### EXERCISE GOAL
In the records that follow, show each line where the word "this" is present.

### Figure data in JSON
▼
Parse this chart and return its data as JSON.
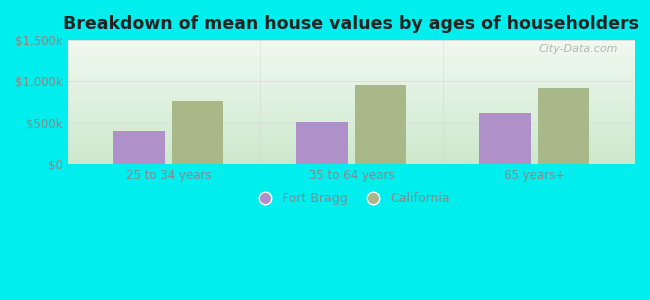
{
  "title": "Breakdown of mean house values by ages of householders",
  "categories": [
    "25 to 34 years",
    "35 to 64 years",
    "65 years+"
  ],
  "fort_bragg_values": [
    400000,
    510000,
    620000
  ],
  "california_values": [
    760000,
    960000,
    920000
  ],
  "fort_bragg_color": "#b090c8",
  "california_color": "#a8b888",
  "background_color": "#00eeee",
  "plot_bg_green": "#cce8cc",
  "plot_bg_white": "#f0f8f0",
  "ylim": [
    0,
    1500000
  ],
  "yticks": [
    0,
    500000,
    1000000,
    1500000
  ],
  "ytick_labels": [
    "$0",
    "$500k",
    "$1,000k",
    "$1,500k"
  ],
  "legend_labels": [
    "Fort Bragg",
    "California"
  ],
  "bar_width": 0.28,
  "watermark": "City-Data.com"
}
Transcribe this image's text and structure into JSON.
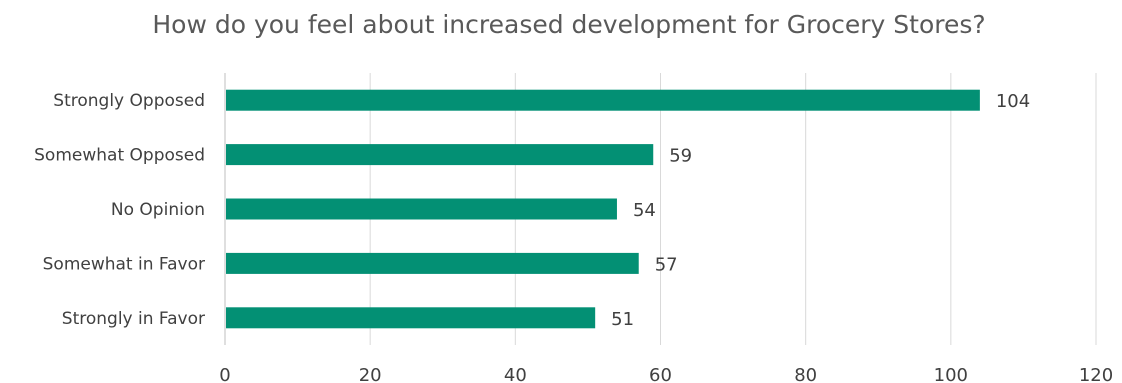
{
  "chart_data": {
    "type": "bar",
    "orientation": "horizontal",
    "title": "How do you feel about increased development for Grocery Stores?",
    "categories": [
      "Strongly Opposed",
      "Somewhat Opposed",
      "No Opinion",
      "Somewhat in Favor",
      "Strongly in Favor"
    ],
    "values": [
      104,
      59,
      54,
      57,
      51
    ],
    "xlim": [
      0,
      120
    ],
    "xticks": [
      0,
      20,
      40,
      60,
      80,
      100,
      120
    ],
    "xlabel": "",
    "ylabel": "",
    "grid": true,
    "legend": "none",
    "bar_color": "#039074",
    "data_labels": true
  }
}
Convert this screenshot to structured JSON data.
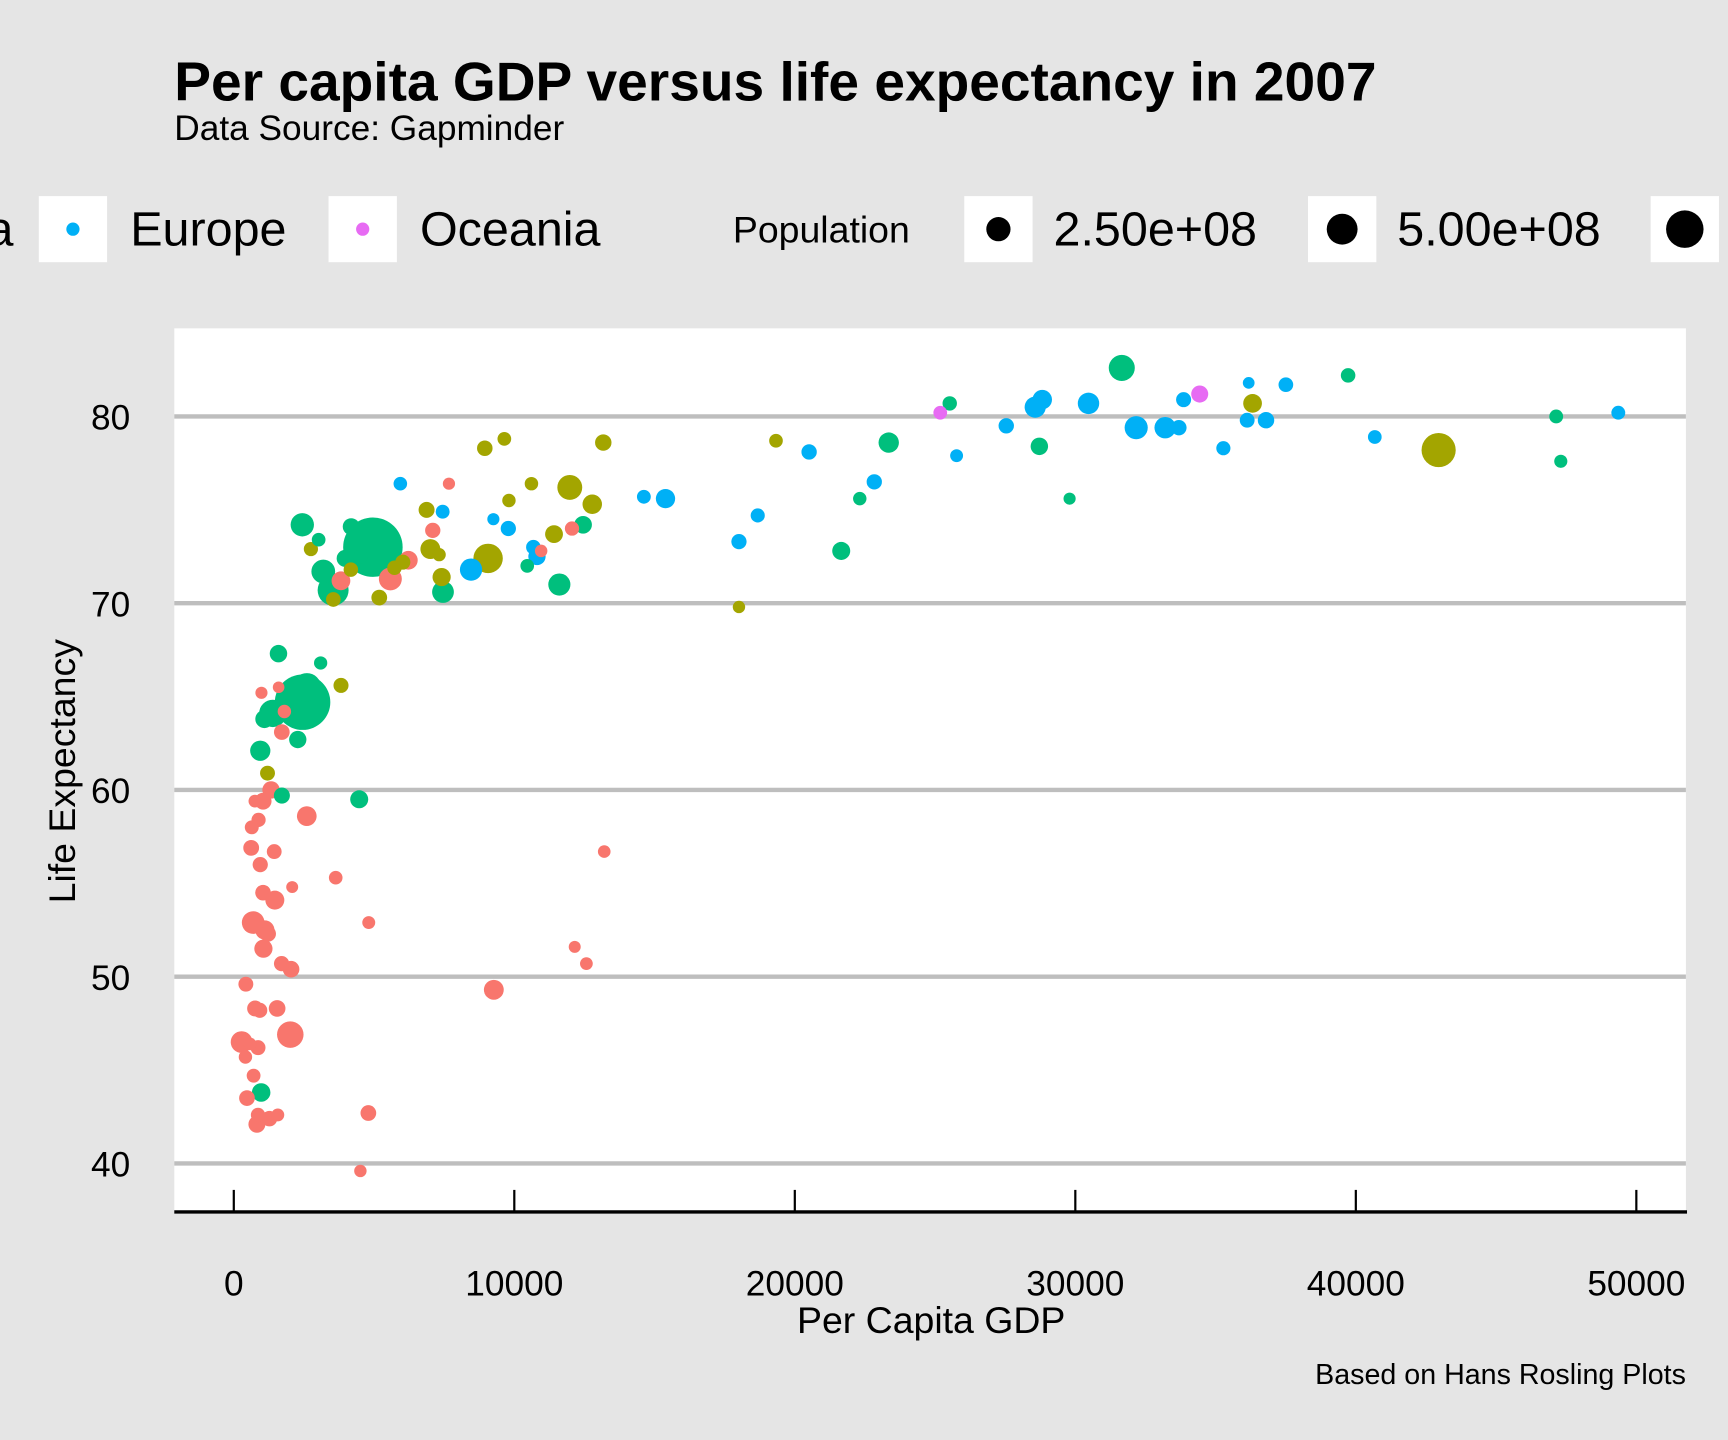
{
  "chart_data": {
    "type": "scatter",
    "title": "Per capita GDP versus life expectancy in 2007",
    "subtitle": "Data Source: Gapminder",
    "caption": "Based on Hans Rosling Plots",
    "xlabel": "Per Capita GDP",
    "ylabel": "Life Expectancy",
    "xlim": [
      -2100,
      51800
    ],
    "ylim": [
      37.4,
      84.7
    ],
    "x_ticks": [
      "0",
      "10000",
      "20000",
      "30000",
      "40000",
      "50000"
    ],
    "y_ticks": [
      "40",
      "50",
      "60",
      "70",
      "80"
    ],
    "grid": "horizontal major lines only",
    "legend_placement": "top",
    "legend": {
      "color_entries_visible": [
        {
          "label": "Asia",
          "continent": "Asia"
        },
        {
          "label": "Europe",
          "continent": "Europe"
        },
        {
          "label": "Oceania",
          "continent": "Oceania"
        }
      ],
      "size_title": "Population",
      "size_entries": [
        {
          "label": "2.50e+08",
          "value": 250
        },
        {
          "label": "5.00e+08",
          "value": 500
        },
        {
          "value": 750
        }
      ]
    },
    "colors": {
      "Africa": "#F8766D",
      "Americas": "#A3A500",
      "Asia": "#00BF7D",
      "Europe": "#00B0F6",
      "Oceania": "#E76BF3"
    },
    "point_fields": [
      "gdp_per_capita",
      "life_expectancy",
      "population_millions",
      "continent"
    ],
    "points": [
      [
        6223,
        72.3,
        33.3,
        "Africa"
      ],
      [
        4797,
        42.7,
        12.4,
        "Africa"
      ],
      [
        1441,
        56.7,
        8.08,
        "Africa"
      ],
      [
        12570,
        50.7,
        1.64,
        "Africa"
      ],
      [
        1217,
        52.3,
        14.3,
        "Africa"
      ],
      [
        430,
        49.6,
        8.39,
        "Africa"
      ],
      [
        2042,
        50.4,
        17.7,
        "Africa"
      ],
      [
        706,
        44.7,
        4.37,
        "Africa"
      ],
      [
        1704,
        50.7,
        10.2,
        "Africa"
      ],
      [
        986,
        65.2,
        0.71,
        "Africa"
      ],
      [
        278,
        46.5,
        64.6,
        "Africa"
      ],
      [
        3633,
        55.3,
        3.8,
        "Africa"
      ],
      [
        1545,
        48.3,
        18.0,
        "Africa"
      ],
      [
        2082,
        54.8,
        0.5,
        "Africa"
      ],
      [
        5581,
        71.3,
        80.3,
        "Africa"
      ],
      [
        12154,
        51.6,
        0.55,
        "Africa"
      ],
      [
        641,
        58.0,
        4.9,
        "Africa"
      ],
      [
        691,
        52.9,
        76.5,
        "Africa"
      ],
      [
        13206,
        56.7,
        1.45,
        "Africa"
      ],
      [
        753,
        59.4,
        1.69,
        "Africa"
      ],
      [
        1328,
        60.0,
        22.9,
        "Africa"
      ],
      [
        943,
        56.0,
        9.9,
        "Africa"
      ],
      [
        579,
        46.4,
        1.47,
        "Africa"
      ],
      [
        1463,
        54.1,
        35.6,
        "Africa"
      ],
      [
        1569,
        42.6,
        2.01,
        "Africa"
      ],
      [
        415,
        45.7,
        3.19,
        "Africa"
      ],
      [
        12057,
        74.0,
        6.04,
        "Africa"
      ],
      [
        1045,
        59.4,
        19.2,
        "Africa"
      ],
      [
        759,
        48.3,
        13.3,
        "Africa"
      ],
      [
        1043,
        54.5,
        12.0,
        "Africa"
      ],
      [
        1803,
        64.2,
        3.27,
        "Africa"
      ],
      [
        10957,
        72.8,
        1.25,
        "Africa"
      ],
      [
        3820,
        71.2,
        33.8,
        "Africa"
      ],
      [
        824,
        42.1,
        20.0,
        "Africa"
      ],
      [
        4811,
        52.9,
        2.06,
        "Africa"
      ],
      [
        620,
        56.9,
        12.9,
        "Africa"
      ],
      [
        2014,
        46.9,
        135,
        "Africa"
      ],
      [
        7670,
        76.4,
        0.8,
        "Africa"
      ],
      [
        863,
        46.2,
        8.86,
        "Africa"
      ],
      [
        1598,
        65.5,
        0.2,
        "Africa"
      ],
      [
        1712,
        63.1,
        12.3,
        "Africa"
      ],
      [
        863,
        42.6,
        6.14,
        "Africa"
      ],
      [
        926,
        48.2,
        9.1,
        "Africa"
      ],
      [
        9270,
        49.3,
        44.0,
        "Africa"
      ],
      [
        2602,
        58.6,
        42.3,
        "Africa"
      ],
      [
        4513,
        39.6,
        1.13,
        "Africa"
      ],
      [
        1107,
        52.5,
        38.1,
        "Africa"
      ],
      [
        883,
        58.4,
        5.7,
        "Africa"
      ],
      [
        7093,
        73.9,
        10.3,
        "Africa"
      ],
      [
        1056,
        51.5,
        29.2,
        "Africa"
      ],
      [
        1271,
        42.4,
        11.7,
        "Africa"
      ],
      [
        470,
        43.5,
        12.3,
        "Africa"
      ],
      [
        12779,
        75.3,
        40.3,
        "Americas"
      ],
      [
        3822,
        65.6,
        9.1,
        "Americas"
      ],
      [
        9066,
        72.4,
        190,
        "Americas"
      ],
      [
        36319,
        80.7,
        33.4,
        "Americas"
      ],
      [
        13172,
        78.6,
        16.3,
        "Americas"
      ],
      [
        7007,
        72.9,
        44.2,
        "Americas"
      ],
      [
        9645,
        78.8,
        4.1,
        "Americas"
      ],
      [
        8948,
        78.3,
        11.4,
        "Americas"
      ],
      [
        6025,
        72.2,
        9.3,
        "Americas"
      ],
      [
        6873,
        75.0,
        13.8,
        "Americas"
      ],
      [
        5728,
        71.9,
        6.9,
        "Americas"
      ],
      [
        5186,
        70.3,
        12.6,
        "Americas"
      ],
      [
        1202,
        60.9,
        8.5,
        "Americas"
      ],
      [
        3548,
        70.2,
        7.5,
        "Americas"
      ],
      [
        7321,
        72.6,
        2.8,
        "Americas"
      ],
      [
        11978,
        76.2,
        108,
        "Americas"
      ],
      [
        2749,
        72.9,
        5.7,
        "Americas"
      ],
      [
        9809,
        75.5,
        3.2,
        "Americas"
      ],
      [
        4173,
        71.8,
        6.7,
        "Americas"
      ],
      [
        7409,
        71.4,
        28.7,
        "Americas"
      ],
      [
        19329,
        78.7,
        3.9,
        "Americas"
      ],
      [
        18009,
        69.8,
        1.06,
        "Americas"
      ],
      [
        42952,
        78.2,
        301,
        "Americas"
      ],
      [
        10611,
        76.4,
        3.4,
        "Americas"
      ],
      [
        11416,
        73.7,
        26.1,
        "Americas"
      ],
      [
        975,
        43.8,
        31.9,
        "Asia"
      ],
      [
        29796,
        75.6,
        0.71,
        "Asia"
      ],
      [
        1391,
        64.1,
        150,
        "Asia"
      ],
      [
        1714,
        59.7,
        14.1,
        "Asia"
      ],
      [
        4959,
        73.0,
        1319,
        "Asia"
      ],
      [
        39725,
        82.2,
        6.98,
        "Asia"
      ],
      [
        2452,
        64.7,
        1110,
        "Asia"
      ],
      [
        3541,
        70.7,
        224,
        "Asia"
      ],
      [
        11606,
        71.0,
        69.5,
        "Asia"
      ],
      [
        4471,
        59.5,
        27.5,
        "Asia"
      ],
      [
        25523,
        80.7,
        6.4,
        "Asia"
      ],
      [
        31656,
        82.6,
        127,
        "Asia"
      ],
      [
        4519,
        72.5,
        6.05,
        "Asia"
      ],
      [
        1593,
        67.3,
        23.3,
        "Asia"
      ],
      [
        23348,
        78.6,
        49.0,
        "Asia"
      ],
      [
        47307,
        77.6,
        2.5,
        "Asia"
      ],
      [
        10461,
        72.0,
        3.9,
        "Asia"
      ],
      [
        12452,
        74.2,
        24.8,
        "Asia"
      ],
      [
        3096,
        66.8,
        2.87,
        "Asia"
      ],
      [
        944,
        62.1,
        47.8,
        "Asia"
      ],
      [
        1091,
        63.8,
        28.9,
        "Asia"
      ],
      [
        22316,
        75.6,
        3.2,
        "Asia"
      ],
      [
        2606,
        65.5,
        169,
        "Asia"
      ],
      [
        3190,
        71.7,
        91.1,
        "Asia"
      ],
      [
        21655,
        72.8,
        27.6,
        "Asia"
      ],
      [
        47143,
        80.0,
        4.55,
        "Asia"
      ],
      [
        3970,
        72.4,
        20.4,
        "Asia"
      ],
      [
        4185,
        74.1,
        19.3,
        "Asia"
      ],
      [
        28718,
        78.4,
        23.2,
        "Asia"
      ],
      [
        7458,
        70.6,
        65.1,
        "Asia"
      ],
      [
        2442,
        74.2,
        85.3,
        "Asia"
      ],
      [
        3025,
        73.4,
        4.0,
        "Asia"
      ],
      [
        2281,
        62.7,
        22.2,
        "Asia"
      ],
      [
        5937,
        76.4,
        3.6,
        "Europe"
      ],
      [
        36126,
        79.8,
        8.2,
        "Europe"
      ],
      [
        33693,
        79.4,
        10.4,
        "Europe"
      ],
      [
        7446,
        74.9,
        4.55,
        "Europe"
      ],
      [
        10681,
        73.0,
        7.3,
        "Europe"
      ],
      [
        14619,
        75.7,
        4.5,
        "Europe"
      ],
      [
        22833,
        76.5,
        10.2,
        "Europe"
      ],
      [
        35278,
        78.3,
        5.5,
        "Europe"
      ],
      [
        33207,
        79.3,
        5.2,
        "Europe"
      ],
      [
        30470,
        80.7,
        61.1,
        "Europe"
      ],
      [
        32170,
        79.4,
        82.4,
        "Europe"
      ],
      [
        27538,
        79.5,
        10.7,
        "Europe"
      ],
      [
        18009,
        73.3,
        9.96,
        "Europe"
      ],
      [
        36181,
        81.8,
        0.3,
        "Europe"
      ],
      [
        40676,
        78.9,
        4.1,
        "Europe"
      ],
      [
        28570,
        80.5,
        58.1,
        "Europe"
      ],
      [
        9254,
        74.5,
        0.68,
        "Europe"
      ],
      [
        36798,
        79.8,
        16.6,
        "Europe"
      ],
      [
        49357,
        80.2,
        4.6,
        "Europe"
      ],
      [
        15390,
        75.6,
        38.5,
        "Europe"
      ],
      [
        20510,
        78.1,
        10.6,
        "Europe"
      ],
      [
        10808,
        72.5,
        22.3,
        "Europe"
      ],
      [
        9787,
        74.0,
        10.2,
        "Europe"
      ],
      [
        18678,
        74.7,
        5.4,
        "Europe"
      ],
      [
        25768,
        77.9,
        2.0,
        "Europe"
      ],
      [
        28821,
        80.9,
        40.4,
        "Europe"
      ],
      [
        33860,
        80.9,
        9.0,
        "Europe"
      ],
      [
        37506,
        81.7,
        7.55,
        "Europe"
      ],
      [
        8458,
        71.8,
        71.2,
        "Europe"
      ],
      [
        33203,
        79.4,
        60.8,
        "Europe"
      ],
      [
        34435,
        81.2,
        20.4,
        "Oceania"
      ],
      [
        25185,
        80.2,
        4.1,
        "Oceania"
      ]
    ]
  }
}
▲
### THE ANSWER
Parse this chart and return its data as JSON.
Transcribe this image's text and structure into JSON.
Convert this screenshot to structured JSON data.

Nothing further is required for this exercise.